### Task directions
Write out all of the entries exactly as given.

[Start]

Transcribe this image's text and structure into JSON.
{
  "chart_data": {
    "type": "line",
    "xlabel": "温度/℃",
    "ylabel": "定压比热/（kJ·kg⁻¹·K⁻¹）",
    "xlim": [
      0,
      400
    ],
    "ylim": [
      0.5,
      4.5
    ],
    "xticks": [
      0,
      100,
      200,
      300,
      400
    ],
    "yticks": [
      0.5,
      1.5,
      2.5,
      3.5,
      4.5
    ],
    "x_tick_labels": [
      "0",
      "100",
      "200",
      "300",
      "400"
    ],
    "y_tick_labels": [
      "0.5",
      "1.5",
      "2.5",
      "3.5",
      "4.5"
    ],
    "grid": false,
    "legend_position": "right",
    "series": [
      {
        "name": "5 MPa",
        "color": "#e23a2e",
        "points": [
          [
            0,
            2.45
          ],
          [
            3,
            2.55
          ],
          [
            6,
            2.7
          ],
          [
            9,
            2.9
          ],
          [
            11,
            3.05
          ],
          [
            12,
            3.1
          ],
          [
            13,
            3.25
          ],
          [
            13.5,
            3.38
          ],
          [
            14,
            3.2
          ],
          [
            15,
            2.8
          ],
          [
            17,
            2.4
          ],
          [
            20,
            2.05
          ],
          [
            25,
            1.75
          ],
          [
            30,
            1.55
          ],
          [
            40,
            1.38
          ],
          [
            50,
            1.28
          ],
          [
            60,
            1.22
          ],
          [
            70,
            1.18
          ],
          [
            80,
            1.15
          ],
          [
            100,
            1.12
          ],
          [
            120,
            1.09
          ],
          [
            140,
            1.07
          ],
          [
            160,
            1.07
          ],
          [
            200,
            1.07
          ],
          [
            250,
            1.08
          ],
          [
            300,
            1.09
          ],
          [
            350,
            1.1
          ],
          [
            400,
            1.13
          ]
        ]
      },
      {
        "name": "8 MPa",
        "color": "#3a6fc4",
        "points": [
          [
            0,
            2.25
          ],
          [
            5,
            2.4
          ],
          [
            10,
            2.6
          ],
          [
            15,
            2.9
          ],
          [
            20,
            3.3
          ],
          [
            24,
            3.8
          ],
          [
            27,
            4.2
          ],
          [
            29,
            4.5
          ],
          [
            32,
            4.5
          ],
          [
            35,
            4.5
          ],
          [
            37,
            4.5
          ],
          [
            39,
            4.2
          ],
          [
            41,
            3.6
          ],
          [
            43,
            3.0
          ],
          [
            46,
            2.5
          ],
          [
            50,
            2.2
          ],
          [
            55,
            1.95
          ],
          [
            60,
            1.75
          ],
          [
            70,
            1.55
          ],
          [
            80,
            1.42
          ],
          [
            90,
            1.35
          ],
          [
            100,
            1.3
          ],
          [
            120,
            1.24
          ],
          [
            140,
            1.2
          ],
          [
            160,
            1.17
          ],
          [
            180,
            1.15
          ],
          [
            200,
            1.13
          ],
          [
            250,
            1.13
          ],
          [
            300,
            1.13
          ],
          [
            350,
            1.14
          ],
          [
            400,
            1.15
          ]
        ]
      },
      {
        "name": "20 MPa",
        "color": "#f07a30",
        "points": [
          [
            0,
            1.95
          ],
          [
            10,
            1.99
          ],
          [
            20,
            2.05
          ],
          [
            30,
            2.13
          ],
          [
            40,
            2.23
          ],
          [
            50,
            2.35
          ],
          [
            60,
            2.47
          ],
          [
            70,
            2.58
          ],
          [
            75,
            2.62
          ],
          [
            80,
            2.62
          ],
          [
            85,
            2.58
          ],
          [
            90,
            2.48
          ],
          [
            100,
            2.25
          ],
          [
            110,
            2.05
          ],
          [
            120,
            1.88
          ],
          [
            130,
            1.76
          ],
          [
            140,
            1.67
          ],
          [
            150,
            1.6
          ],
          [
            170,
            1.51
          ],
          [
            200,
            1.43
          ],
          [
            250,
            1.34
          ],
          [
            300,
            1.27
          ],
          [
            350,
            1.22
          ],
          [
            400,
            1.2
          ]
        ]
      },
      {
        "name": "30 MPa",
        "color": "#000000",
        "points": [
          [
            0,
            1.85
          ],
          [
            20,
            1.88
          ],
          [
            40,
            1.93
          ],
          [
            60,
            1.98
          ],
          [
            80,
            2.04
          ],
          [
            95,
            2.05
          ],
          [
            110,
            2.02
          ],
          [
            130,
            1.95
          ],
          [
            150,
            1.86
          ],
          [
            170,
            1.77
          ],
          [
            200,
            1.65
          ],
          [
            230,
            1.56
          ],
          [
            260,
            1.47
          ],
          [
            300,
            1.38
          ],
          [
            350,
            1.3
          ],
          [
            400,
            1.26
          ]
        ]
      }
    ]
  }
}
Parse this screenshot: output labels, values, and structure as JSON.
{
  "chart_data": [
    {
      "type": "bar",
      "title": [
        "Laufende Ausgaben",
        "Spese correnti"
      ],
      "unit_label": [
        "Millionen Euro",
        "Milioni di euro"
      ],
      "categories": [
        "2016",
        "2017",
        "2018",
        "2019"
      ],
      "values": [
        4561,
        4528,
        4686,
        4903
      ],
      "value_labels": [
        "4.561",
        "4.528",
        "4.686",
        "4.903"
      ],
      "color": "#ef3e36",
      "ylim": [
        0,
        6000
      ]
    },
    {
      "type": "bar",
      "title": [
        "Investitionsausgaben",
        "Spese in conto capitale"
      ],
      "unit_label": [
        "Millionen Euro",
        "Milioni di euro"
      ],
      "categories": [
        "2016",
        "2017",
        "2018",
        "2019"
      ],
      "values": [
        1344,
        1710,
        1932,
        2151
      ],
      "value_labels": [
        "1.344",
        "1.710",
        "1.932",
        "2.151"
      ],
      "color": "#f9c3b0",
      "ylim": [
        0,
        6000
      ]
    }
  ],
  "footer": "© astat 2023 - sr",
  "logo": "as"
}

[End]

### Task answer
Transcribe this image's text and structure into JSON.
{
  "chart_data": {
    "type": "line",
    "xlabel": "温度/℃",
    "ylabel": "定压比热/（kJ·kg⁻¹·K⁻¹）",
    "xlim": [
      0,
      400
    ],
    "ylim": [
      0.5,
      4.5
    ],
    "xticks": [
      0,
      100,
      200,
      300,
      400
    ],
    "yticks": [
      0.5,
      1.5,
      2.5,
      3.5,
      4.5
    ],
    "x_tick_labels": [
      "0",
      "100",
      "200",
      "300",
      "400"
    ],
    "y_tick_labels": [
      "0.5",
      "1.5",
      "2.5",
      "3.5",
      "4.5"
    ],
    "grid": false,
    "legend_position": "right",
    "series": [
      {
        "name": "5 MPa",
        "color": "#e23a2e",
        "points": [
          [
            0,
            2.45
          ],
          [
            3,
            2.55
          ],
          [
            6,
            2.7
          ],
          [
            9,
            2.9
          ],
          [
            11,
            3.05
          ],
          [
            12,
            3.1
          ],
          [
            13,
            3.25
          ],
          [
            13.5,
            3.38
          ],
          [
            14,
            3.2
          ],
          [
            15,
            2.8
          ],
          [
            17,
            2.4
          ],
          [
            20,
            2.05
          ],
          [
            25,
            1.75
          ],
          [
            30,
            1.55
          ],
          [
            40,
            1.38
          ],
          [
            50,
            1.28
          ],
          [
            60,
            1.22
          ],
          [
            70,
            1.18
          ],
          [
            80,
            1.15
          ],
          [
            100,
            1.12
          ],
          [
            120,
            1.09
          ],
          [
            140,
            1.07
          ],
          [
            160,
            1.07
          ],
          [
            200,
            1.07
          ],
          [
            250,
            1.08
          ],
          [
            300,
            1.09
          ],
          [
            350,
            1.1
          ],
          [
            400,
            1.13
          ]
        ]
      },
      {
        "name": "8 MPa",
        "color": "#3a6fc4",
        "points": [
          [
            0,
            2.25
          ],
          [
            5,
            2.4
          ],
          [
            10,
            2.6
          ],
          [
            15,
            2.9
          ],
          [
            20,
            3.3
          ],
          [
            24,
            3.8
          ],
          [
            27,
            4.2
          ],
          [
            29,
            4.5
          ],
          [
            32,
            4.5
          ],
          [
            35,
            4.5
          ],
          [
            37,
            4.5
          ],
          [
            39,
            4.2
          ],
          [
            41,
            3.6
          ],
          [
            43,
            3.0
          ],
          [
            46,
            2.5
          ],
          [
            50,
            2.2
          ],
          [
            55,
            1.95
          ],
          [
            60,
            1.75
          ],
          [
            70,
            1.55
          ],
          [
            80,
            1.42
          ],
          [
            90,
            1.35
          ],
          [
            100,
            1.3
          ],
          [
            120,
            1.24
          ],
          [
            140,
            1.2
          ],
          [
            160,
            1.17
          ],
          [
            180,
            1.15
          ],
          [
            200,
            1.13
          ],
          [
            250,
            1.13
          ],
          [
            300,
            1.13
          ],
          [
            350,
            1.14
          ],
          [
            400,
            1.15
          ]
        ]
      },
      {
        "name": "20 MPa",
        "color": "#f07a30",
        "points": [
          [
            0,
            1.95
          ],
          [
            10,
            1.99
          ],
          [
            20,
            2.05
          ],
          [
            30,
            2.13
          ],
          [
            40,
            2.23
          ],
          [
            50,
            2.35
          ],
          [
            60,
            2.47
          ],
          [
            70,
            2.58
          ],
          [
            75,
            2.62
          ],
          [
            80,
            2.62
          ],
          [
            85,
            2.58
          ],
          [
            90,
            2.48
          ],
          [
            100,
            2.25
          ],
          [
            110,
            2.05
          ],
          [
            120,
            1.88
          ],
          [
            130,
            1.76
          ],
          [
            140,
            1.67
          ],
          [
            150,
            1.6
          ],
          [
            170,
            1.51
          ],
          [
            200,
            1.43
          ],
          [
            250,
            1.34
          ],
          [
            300,
            1.27
          ],
          [
            350,
            1.22
          ],
          [
            400,
            1.2
          ]
        ]
      },
      {
        "name": "30 MPa",
        "color": "#000000",
        "points": [
          [
            0,
            1.85
          ],
          [
            20,
            1.88
          ],
          [
            40,
            1.93
          ],
          [
            60,
            1.98
          ],
          [
            80,
            2.04
          ],
          [
            95,
            2.05
          ],
          [
            110,
            2.02
          ],
          [
            130,
            1.95
          ],
          [
            150,
            1.86
          ],
          [
            170,
            1.77
          ],
          [
            200,
            1.65
          ],
          [
            230,
            1.56
          ],
          [
            260,
            1.47
          ],
          [
            300,
            1.38
          ],
          [
            350,
            1.3
          ],
          [
            400,
            1.26
          ]
        ]
      }
    ]
  }
}
Parse this screenshot: output labels, values, and structure as JSON.
{
  "chart_data": [
    {
      "type": "bar",
      "title": [
        "Laufende Ausgaben",
        "Spese correnti"
      ],
      "unit_label": [
        "Millionen Euro",
        "Milioni di euro"
      ],
      "categories": [
        "2016",
        "2017",
        "2018",
        "2019"
      ],
      "values": [
        4561,
        4528,
        4686,
        4903
      ],
      "value_labels": [
        "4.561",
        "4.528",
        "4.686",
        "4.903"
      ],
      "color": "#ef3e36",
      "ylim": [
        0,
        6000
      ]
    },
    {
      "type": "bar",
      "title": [
        "Investitionsausgaben",
        "Spese in conto capitale"
      ],
      "unit_label": [
        "Millionen Euro",
        "Milioni di euro"
      ],
      "categories": [
        "2016",
        "2017",
        "2018",
        "2019"
      ],
      "values": [
        1344,
        1710,
        1932,
        2151
      ],
      "value_labels": [
        "1.344",
        "1.710",
        "1.932",
        "2.151"
      ],
      "color": "#f9c3b0",
      "ylim": [
        0,
        6000
      ]
    }
  ],
  "footer": "© astat 2023 - sr",
  "logo": "as"
}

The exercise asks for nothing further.